◆ **TASK DETAILS**: Give every entry again, word for word.

━━━ INFORMATION PROVIDED

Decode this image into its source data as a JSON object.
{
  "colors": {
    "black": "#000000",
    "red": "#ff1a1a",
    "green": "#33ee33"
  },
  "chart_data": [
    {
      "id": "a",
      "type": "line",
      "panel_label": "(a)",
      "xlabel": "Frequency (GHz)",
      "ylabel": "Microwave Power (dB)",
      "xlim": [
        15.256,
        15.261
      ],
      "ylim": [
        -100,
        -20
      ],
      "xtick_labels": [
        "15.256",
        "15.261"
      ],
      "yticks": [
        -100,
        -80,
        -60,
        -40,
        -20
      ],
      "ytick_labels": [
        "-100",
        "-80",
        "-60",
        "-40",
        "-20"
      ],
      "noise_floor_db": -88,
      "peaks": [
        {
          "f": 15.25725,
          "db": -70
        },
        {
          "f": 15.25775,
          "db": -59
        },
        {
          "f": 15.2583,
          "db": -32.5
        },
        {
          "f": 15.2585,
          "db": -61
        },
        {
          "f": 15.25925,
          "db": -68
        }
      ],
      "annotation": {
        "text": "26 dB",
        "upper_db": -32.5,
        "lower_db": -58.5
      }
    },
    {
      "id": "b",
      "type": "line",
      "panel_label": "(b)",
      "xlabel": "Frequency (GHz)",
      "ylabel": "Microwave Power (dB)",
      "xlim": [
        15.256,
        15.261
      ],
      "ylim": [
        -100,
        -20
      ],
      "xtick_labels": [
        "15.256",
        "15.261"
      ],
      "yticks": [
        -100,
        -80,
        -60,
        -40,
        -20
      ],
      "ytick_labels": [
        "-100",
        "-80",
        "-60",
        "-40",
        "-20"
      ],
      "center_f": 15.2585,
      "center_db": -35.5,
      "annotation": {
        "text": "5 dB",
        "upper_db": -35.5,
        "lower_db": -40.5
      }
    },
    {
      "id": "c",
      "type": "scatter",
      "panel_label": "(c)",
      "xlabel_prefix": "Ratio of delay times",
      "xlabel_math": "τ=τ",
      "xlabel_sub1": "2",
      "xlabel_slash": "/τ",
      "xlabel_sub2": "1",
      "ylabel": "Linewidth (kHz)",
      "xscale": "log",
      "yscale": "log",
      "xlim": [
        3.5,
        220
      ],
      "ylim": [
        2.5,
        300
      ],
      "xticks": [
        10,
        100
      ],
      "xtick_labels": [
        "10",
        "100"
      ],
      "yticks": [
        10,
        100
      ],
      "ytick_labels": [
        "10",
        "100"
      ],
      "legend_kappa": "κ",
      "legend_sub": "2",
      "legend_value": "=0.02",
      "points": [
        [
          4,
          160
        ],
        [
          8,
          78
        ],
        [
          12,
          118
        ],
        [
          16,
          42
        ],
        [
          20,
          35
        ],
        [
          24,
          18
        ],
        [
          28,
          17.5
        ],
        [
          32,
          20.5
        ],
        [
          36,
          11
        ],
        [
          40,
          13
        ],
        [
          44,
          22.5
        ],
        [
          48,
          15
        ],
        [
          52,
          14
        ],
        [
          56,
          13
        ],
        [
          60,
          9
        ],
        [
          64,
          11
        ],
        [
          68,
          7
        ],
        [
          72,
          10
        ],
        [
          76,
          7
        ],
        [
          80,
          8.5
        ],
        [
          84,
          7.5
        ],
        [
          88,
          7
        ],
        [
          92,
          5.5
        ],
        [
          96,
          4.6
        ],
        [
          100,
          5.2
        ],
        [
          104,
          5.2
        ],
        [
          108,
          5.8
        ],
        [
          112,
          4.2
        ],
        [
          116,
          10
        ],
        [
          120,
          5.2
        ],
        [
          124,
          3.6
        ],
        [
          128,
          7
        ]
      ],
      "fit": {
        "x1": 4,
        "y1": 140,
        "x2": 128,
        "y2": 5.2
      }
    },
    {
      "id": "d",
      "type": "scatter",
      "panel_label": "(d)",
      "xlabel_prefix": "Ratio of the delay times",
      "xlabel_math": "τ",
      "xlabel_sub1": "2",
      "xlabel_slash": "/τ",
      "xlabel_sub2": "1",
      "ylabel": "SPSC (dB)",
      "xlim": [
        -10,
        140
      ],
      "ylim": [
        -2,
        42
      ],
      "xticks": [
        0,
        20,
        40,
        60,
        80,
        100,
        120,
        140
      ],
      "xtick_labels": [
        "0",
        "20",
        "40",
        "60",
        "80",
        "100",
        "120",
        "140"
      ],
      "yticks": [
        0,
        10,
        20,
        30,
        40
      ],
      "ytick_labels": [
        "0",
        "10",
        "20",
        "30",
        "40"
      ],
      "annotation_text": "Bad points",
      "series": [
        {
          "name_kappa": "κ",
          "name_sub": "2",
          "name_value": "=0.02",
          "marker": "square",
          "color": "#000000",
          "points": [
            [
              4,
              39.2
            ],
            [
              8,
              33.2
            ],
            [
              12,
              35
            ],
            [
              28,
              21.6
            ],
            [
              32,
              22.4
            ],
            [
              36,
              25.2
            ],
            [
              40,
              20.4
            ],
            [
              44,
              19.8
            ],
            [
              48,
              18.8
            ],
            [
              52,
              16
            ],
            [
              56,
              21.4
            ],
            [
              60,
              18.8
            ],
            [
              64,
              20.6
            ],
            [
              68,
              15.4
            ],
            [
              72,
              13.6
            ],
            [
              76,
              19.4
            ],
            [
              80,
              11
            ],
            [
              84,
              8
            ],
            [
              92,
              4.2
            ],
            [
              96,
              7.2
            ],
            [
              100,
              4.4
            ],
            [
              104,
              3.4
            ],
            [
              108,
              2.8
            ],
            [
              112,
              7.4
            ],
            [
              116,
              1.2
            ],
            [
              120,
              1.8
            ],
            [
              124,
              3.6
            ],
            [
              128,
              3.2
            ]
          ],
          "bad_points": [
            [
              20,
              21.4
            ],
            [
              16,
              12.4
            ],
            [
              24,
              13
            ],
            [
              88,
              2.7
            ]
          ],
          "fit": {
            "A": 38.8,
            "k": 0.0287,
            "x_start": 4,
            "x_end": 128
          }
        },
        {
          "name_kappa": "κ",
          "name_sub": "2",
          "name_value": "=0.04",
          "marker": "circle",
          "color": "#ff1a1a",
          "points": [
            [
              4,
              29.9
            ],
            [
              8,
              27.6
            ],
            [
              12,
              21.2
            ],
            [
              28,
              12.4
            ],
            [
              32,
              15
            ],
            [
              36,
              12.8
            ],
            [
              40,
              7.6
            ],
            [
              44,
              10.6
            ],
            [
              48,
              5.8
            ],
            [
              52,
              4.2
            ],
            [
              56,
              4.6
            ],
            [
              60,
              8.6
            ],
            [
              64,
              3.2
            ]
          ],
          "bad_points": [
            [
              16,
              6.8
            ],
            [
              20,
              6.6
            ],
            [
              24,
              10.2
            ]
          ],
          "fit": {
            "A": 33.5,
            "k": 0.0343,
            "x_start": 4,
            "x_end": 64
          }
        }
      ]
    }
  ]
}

━━━━━━

◆ **FULL SOLUTION**:
Decode this image into its source data as a JSON object.
{
  "colors": {
    "black": "#000000",
    "red": "#ff1a1a",
    "green": "#33ee33"
  },
  "chart_data": [
    {
      "id": "a",
      "type": "line",
      "panel_label": "(a)",
      "xlabel": "Frequency (GHz)",
      "ylabel": "Microwave Power (dB)",
      "xlim": [
        15.256,
        15.261
      ],
      "ylim": [
        -100,
        -20
      ],
      "xtick_labels": [
        "15.256",
        "15.261"
      ],
      "yticks": [
        -100,
        -80,
        -60,
        -40,
        -20
      ],
      "ytick_labels": [
        "-100",
        "-80",
        "-60",
        "-40",
        "-20"
      ],
      "noise_floor_db": -88,
      "peaks": [
        {
          "f": 15.25725,
          "db": -70
        },
        {
          "f": 15.25775,
          "db": -59
        },
        {
          "f": 15.2583,
          "db": -32.5
        },
        {
          "f": 15.2585,
          "db": -61
        },
        {
          "f": 15.25925,
          "db": -68
        }
      ],
      "annotation": {
        "text": "26 dB",
        "upper_db": -32.5,
        "lower_db": -58.5
      }
    },
    {
      "id": "b",
      "type": "line",
      "panel_label": "(b)",
      "xlabel": "Frequency (GHz)",
      "ylabel": "Microwave Power (dB)",
      "xlim": [
        15.256,
        15.261
      ],
      "ylim": [
        -100,
        -20
      ],
      "xtick_labels": [
        "15.256",
        "15.261"
      ],
      "yticks": [
        -100,
        -80,
        -60,
        -40,
        -20
      ],
      "ytick_labels": [
        "-100",
        "-80",
        "-60",
        "-40",
        "-20"
      ],
      "center_f": 15.2585,
      "center_db": -35.5,
      "annotation": {
        "text": "5 dB",
        "upper_db": -35.5,
        "lower_db": -40.5
      }
    },
    {
      "id": "c",
      "type": "scatter",
      "panel_label": "(c)",
      "xlabel_prefix": "Ratio of delay times",
      "xlabel_math": "τ=τ",
      "xlabel_sub1": "2",
      "xlabel_slash": "/τ",
      "xlabel_sub2": "1",
      "ylabel": "Linewidth (kHz)",
      "xscale": "log",
      "yscale": "log",
      "xlim": [
        3.5,
        220
      ],
      "ylim": [
        2.5,
        300
      ],
      "xticks": [
        10,
        100
      ],
      "xtick_labels": [
        "10",
        "100"
      ],
      "yticks": [
        10,
        100
      ],
      "ytick_labels": [
        "10",
        "100"
      ],
      "legend_kappa": "κ",
      "legend_sub": "2",
      "legend_value": "=0.02",
      "points": [
        [
          4,
          160
        ],
        [
          8,
          78
        ],
        [
          12,
          118
        ],
        [
          16,
          42
        ],
        [
          20,
          35
        ],
        [
          24,
          18
        ],
        [
          28,
          17.5
        ],
        [
          32,
          20.5
        ],
        [
          36,
          11
        ],
        [
          40,
          13
        ],
        [
          44,
          22.5
        ],
        [
          48,
          15
        ],
        [
          52,
          14
        ],
        [
          56,
          13
        ],
        [
          60,
          9
        ],
        [
          64,
          11
        ],
        [
          68,
          7
        ],
        [
          72,
          10
        ],
        [
          76,
          7
        ],
        [
          80,
          8.5
        ],
        [
          84,
          7.5
        ],
        [
          88,
          7
        ],
        [
          92,
          5.5
        ],
        [
          96,
          4.6
        ],
        [
          100,
          5.2
        ],
        [
          104,
          5.2
        ],
        [
          108,
          5.8
        ],
        [
          112,
          4.2
        ],
        [
          116,
          10
        ],
        [
          120,
          5.2
        ],
        [
          124,
          3.6
        ],
        [
          128,
          7
        ]
      ],
      "fit": {
        "x1": 4,
        "y1": 140,
        "x2": 128,
        "y2": 5.2
      }
    },
    {
      "id": "d",
      "type": "scatter",
      "panel_label": "(d)",
      "xlabel_prefix": "Ratio of the delay times",
      "xlabel_math": "τ",
      "xlabel_sub1": "2",
      "xlabel_slash": "/τ",
      "xlabel_sub2": "1",
      "ylabel": "SPSC (dB)",
      "xlim": [
        -10,
        140
      ],
      "ylim": [
        -2,
        42
      ],
      "xticks": [
        0,
        20,
        40,
        60,
        80,
        100,
        120,
        140
      ],
      "xtick_labels": [
        "0",
        "20",
        "40",
        "60",
        "80",
        "100",
        "120",
        "140"
      ],
      "yticks": [
        0,
        10,
        20,
        30,
        40
      ],
      "ytick_labels": [
        "0",
        "10",
        "20",
        "30",
        "40"
      ],
      "annotation_text": "Bad points",
      "series": [
        {
          "name_kappa": "κ",
          "name_sub": "2",
          "name_value": "=0.02",
          "marker": "square",
          "color": "#000000",
          "points": [
            [
              4,
              39.2
            ],
            [
              8,
              33.2
            ],
            [
              12,
              35
            ],
            [
              28,
              21.6
            ],
            [
              32,
              22.4
            ],
            [
              36,
              25.2
            ],
            [
              40,
              20.4
            ],
            [
              44,
              19.8
            ],
            [
              48,
              18.8
            ],
            [
              52,
              16
            ],
            [
              56,
              21.4
            ],
            [
              60,
              18.8
            ],
            [
              64,
              20.6
            ],
            [
              68,
              15.4
            ],
            [
              72,
              13.6
            ],
            [
              76,
              19.4
            ],
            [
              80,
              11
            ],
            [
              84,
              8
            ],
            [
              92,
              4.2
            ],
            [
              96,
              7.2
            ],
            [
              100,
              4.4
            ],
            [
              104,
              3.4
            ],
            [
              108,
              2.8
            ],
            [
              112,
              7.4
            ],
            [
              116,
              1.2
            ],
            [
              120,
              1.8
            ],
            [
              124,
              3.6
            ],
            [
              128,
              3.2
            ]
          ],
          "bad_points": [
            [
              20,
              21.4
            ],
            [
              16,
              12.4
            ],
            [
              24,
              13
            ],
            [
              88,
              2.7
            ]
          ],
          "fit": {
            "A": 38.8,
            "k": 0.0287,
            "x_start": 4,
            "x_end": 128
          }
        },
        {
          "name_kappa": "κ",
          "name_sub": "2",
          "name_value": "=0.04",
          "marker": "circle",
          "color": "#ff1a1a",
          "points": [
            [
              4,
              29.9
            ],
            [
              8,
              27.6
            ],
            [
              12,
              21.2
            ],
            [
              28,
              12.4
            ],
            [
              32,
              15
            ],
            [
              36,
              12.8
            ],
            [
              40,
              7.6
            ],
            [
              44,
              10.6
            ],
            [
              48,
              5.8
            ],
            [
              52,
              4.2
            ],
            [
              56,
              4.6
            ],
            [
              60,
              8.6
            ],
            [
              64,
              3.2
            ]
          ],
          "bad_points": [
            [
              16,
              6.8
            ],
            [
              20,
              6.6
            ],
            [
              24,
              10.2
            ]
          ],
          "fit": {
            "A": 33.5,
            "k": 0.0343,
            "x_start": 4,
            "x_end": 64
          }
        }
      ]
    }
  ]
}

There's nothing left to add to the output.